* _Aim_
Every record below is to be retyped exactly.
-- Begin Material --
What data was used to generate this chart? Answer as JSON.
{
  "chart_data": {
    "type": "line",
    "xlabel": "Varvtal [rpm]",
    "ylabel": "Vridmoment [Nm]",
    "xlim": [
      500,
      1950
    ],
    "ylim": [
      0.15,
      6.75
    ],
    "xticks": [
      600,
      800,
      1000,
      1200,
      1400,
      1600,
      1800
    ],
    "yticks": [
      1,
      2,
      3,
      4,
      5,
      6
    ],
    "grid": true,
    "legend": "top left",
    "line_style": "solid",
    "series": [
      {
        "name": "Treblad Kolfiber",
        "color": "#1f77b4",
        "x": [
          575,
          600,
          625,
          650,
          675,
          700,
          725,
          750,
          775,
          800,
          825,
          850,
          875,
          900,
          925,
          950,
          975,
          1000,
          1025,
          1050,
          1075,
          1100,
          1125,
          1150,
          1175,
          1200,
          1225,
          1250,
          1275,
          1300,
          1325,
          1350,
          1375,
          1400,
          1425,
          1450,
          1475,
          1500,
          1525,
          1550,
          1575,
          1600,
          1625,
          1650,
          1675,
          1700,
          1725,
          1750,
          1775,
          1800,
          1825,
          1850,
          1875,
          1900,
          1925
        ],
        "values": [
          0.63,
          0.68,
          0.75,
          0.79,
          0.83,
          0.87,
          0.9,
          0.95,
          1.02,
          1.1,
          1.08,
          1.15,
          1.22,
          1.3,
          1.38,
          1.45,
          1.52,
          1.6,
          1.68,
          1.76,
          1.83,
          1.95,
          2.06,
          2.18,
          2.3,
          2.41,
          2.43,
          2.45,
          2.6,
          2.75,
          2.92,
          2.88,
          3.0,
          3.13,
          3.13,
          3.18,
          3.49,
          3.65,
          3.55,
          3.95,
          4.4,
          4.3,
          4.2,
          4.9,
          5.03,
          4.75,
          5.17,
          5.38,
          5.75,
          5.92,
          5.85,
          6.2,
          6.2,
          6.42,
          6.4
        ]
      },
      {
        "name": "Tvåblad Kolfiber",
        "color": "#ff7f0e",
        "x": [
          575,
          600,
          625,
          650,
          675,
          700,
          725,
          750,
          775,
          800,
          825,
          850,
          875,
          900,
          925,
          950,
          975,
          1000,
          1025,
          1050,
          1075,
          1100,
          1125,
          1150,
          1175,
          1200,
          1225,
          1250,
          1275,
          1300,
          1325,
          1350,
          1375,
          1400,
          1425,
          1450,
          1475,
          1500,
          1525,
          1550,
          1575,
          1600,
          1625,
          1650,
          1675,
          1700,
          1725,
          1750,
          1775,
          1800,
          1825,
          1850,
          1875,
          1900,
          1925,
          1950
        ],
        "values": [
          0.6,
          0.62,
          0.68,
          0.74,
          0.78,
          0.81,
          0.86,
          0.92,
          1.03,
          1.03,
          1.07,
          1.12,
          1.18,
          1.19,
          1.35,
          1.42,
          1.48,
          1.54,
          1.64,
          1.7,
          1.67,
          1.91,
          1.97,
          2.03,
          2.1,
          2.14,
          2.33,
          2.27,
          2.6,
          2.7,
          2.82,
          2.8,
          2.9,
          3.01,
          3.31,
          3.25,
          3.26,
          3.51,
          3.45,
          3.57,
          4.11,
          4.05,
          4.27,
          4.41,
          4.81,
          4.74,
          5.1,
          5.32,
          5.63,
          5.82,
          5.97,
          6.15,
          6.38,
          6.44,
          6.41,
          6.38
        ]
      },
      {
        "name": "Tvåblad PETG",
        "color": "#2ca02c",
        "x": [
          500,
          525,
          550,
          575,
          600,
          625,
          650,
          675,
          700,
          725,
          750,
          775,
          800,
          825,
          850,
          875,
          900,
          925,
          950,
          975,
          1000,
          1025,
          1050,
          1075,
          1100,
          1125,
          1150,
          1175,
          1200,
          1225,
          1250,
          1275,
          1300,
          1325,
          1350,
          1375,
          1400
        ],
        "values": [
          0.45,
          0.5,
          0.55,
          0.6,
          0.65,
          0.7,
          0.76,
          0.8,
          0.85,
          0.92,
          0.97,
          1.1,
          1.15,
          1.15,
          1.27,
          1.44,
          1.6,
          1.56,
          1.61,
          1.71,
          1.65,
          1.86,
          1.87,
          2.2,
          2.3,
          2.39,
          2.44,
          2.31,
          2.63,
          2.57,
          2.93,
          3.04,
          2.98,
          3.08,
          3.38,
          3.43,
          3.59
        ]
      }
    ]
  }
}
-- End Material --
* _Exercise answer_
What data was used to generate this chart? Answer as JSON.
{
  "chart_data": {
    "type": "line",
    "xlabel": "Varvtal [rpm]",
    "ylabel": "Vridmoment [Nm]",
    "xlim": [
      500,
      1950
    ],
    "ylim": [
      0.15,
      6.75
    ],
    "xticks": [
      600,
      800,
      1000,
      1200,
      1400,
      1600,
      1800
    ],
    "yticks": [
      1,
      2,
      3,
      4,
      5,
      6
    ],
    "grid": true,
    "legend": "top left",
    "line_style": "solid",
    "series": [
      {
        "name": "Treblad Kolfiber",
        "color": "#1f77b4",
        "x": [
          575,
          600,
          625,
          650,
          675,
          700,
          725,
          750,
          775,
          800,
          825,
          850,
          875,
          900,
          925,
          950,
          975,
          1000,
          1025,
          1050,
          1075,
          1100,
          1125,
          1150,
          1175,
          1200,
          1225,
          1250,
          1275,
          1300,
          1325,
          1350,
          1375,
          1400,
          1425,
          1450,
          1475,
          1500,
          1525,
          1550,
          1575,
          1600,
          1625,
          1650,
          1675,
          1700,
          1725,
          1750,
          1775,
          1800,
          1825,
          1850,
          1875,
          1900,
          1925
        ],
        "values": [
          0.63,
          0.68,
          0.75,
          0.79,
          0.83,
          0.87,
          0.9,
          0.95,
          1.02,
          1.1,
          1.08,
          1.15,
          1.22,
          1.3,
          1.38,
          1.45,
          1.52,
          1.6,
          1.68,
          1.76,
          1.83,
          1.95,
          2.06,
          2.18,
          2.3,
          2.41,
          2.43,
          2.45,
          2.6,
          2.75,
          2.92,
          2.88,
          3.0,
          3.13,
          3.13,
          3.18,
          3.49,
          3.65,
          3.55,
          3.95,
          4.4,
          4.3,
          4.2,
          4.9,
          5.03,
          4.75,
          5.17,
          5.38,
          5.75,
          5.92,
          5.85,
          6.2,
          6.2,
          6.42,
          6.4
        ]
      },
      {
        "name": "Tvåblad Kolfiber",
        "color": "#ff7f0e",
        "x": [
          575,
          600,
          625,
          650,
          675,
          700,
          725,
          750,
          775,
          800,
          825,
          850,
          875,
          900,
          925,
          950,
          975,
          1000,
          1025,
          1050,
          1075,
          1100,
          1125,
          1150,
          1175,
          1200,
          1225,
          1250,
          1275,
          1300,
          1325,
          1350,
          1375,
          1400,
          1425,
          1450,
          1475,
          1500,
          1525,
          1550,
          1575,
          1600,
          1625,
          1650,
          1675,
          1700,
          1725,
          1750,
          1775,
          1800,
          1825,
          1850,
          1875,
          1900,
          1925,
          1950
        ],
        "values": [
          0.6,
          0.62,
          0.68,
          0.74,
          0.78,
          0.81,
          0.86,
          0.92,
          1.03,
          1.03,
          1.07,
          1.12,
          1.18,
          1.19,
          1.35,
          1.42,
          1.48,
          1.54,
          1.64,
          1.7,
          1.67,
          1.91,
          1.97,
          2.03,
          2.1,
          2.14,
          2.33,
          2.27,
          2.6,
          2.7,
          2.82,
          2.8,
          2.9,
          3.01,
          3.31,
          3.25,
          3.26,
          3.51,
          3.45,
          3.57,
          4.11,
          4.05,
          4.27,
          4.41,
          4.81,
          4.74,
          5.1,
          5.32,
          5.63,
          5.82,
          5.97,
          6.15,
          6.38,
          6.44,
          6.41,
          6.38
        ]
      },
      {
        "name": "Tvåblad PETG",
        "color": "#2ca02c",
        "x": [
          500,
          525,
          550,
          575,
          600,
          625,
          650,
          675,
          700,
          725,
          750,
          775,
          800,
          825,
          850,
          875,
          900,
          925,
          950,
          975,
          1000,
          1025,
          1050,
          1075,
          1100,
          1125,
          1150,
          1175,
          1200,
          1225,
          1250,
          1275,
          1300,
          1325,
          1350,
          1375,
          1400
        ],
        "values": [
          0.45,
          0.5,
          0.55,
          0.6,
          0.65,
          0.7,
          0.76,
          0.8,
          0.85,
          0.92,
          0.97,
          1.1,
          1.15,
          1.15,
          1.27,
          1.44,
          1.6,
          1.56,
          1.61,
          1.71,
          1.65,
          1.86,
          1.87,
          2.2,
          2.3,
          2.39,
          2.44,
          2.31,
          2.63,
          2.57,
          2.93,
          3.04,
          2.98,
          3.08,
          3.38,
          3.43,
          3.59
        ]
      }
    ]
  }
}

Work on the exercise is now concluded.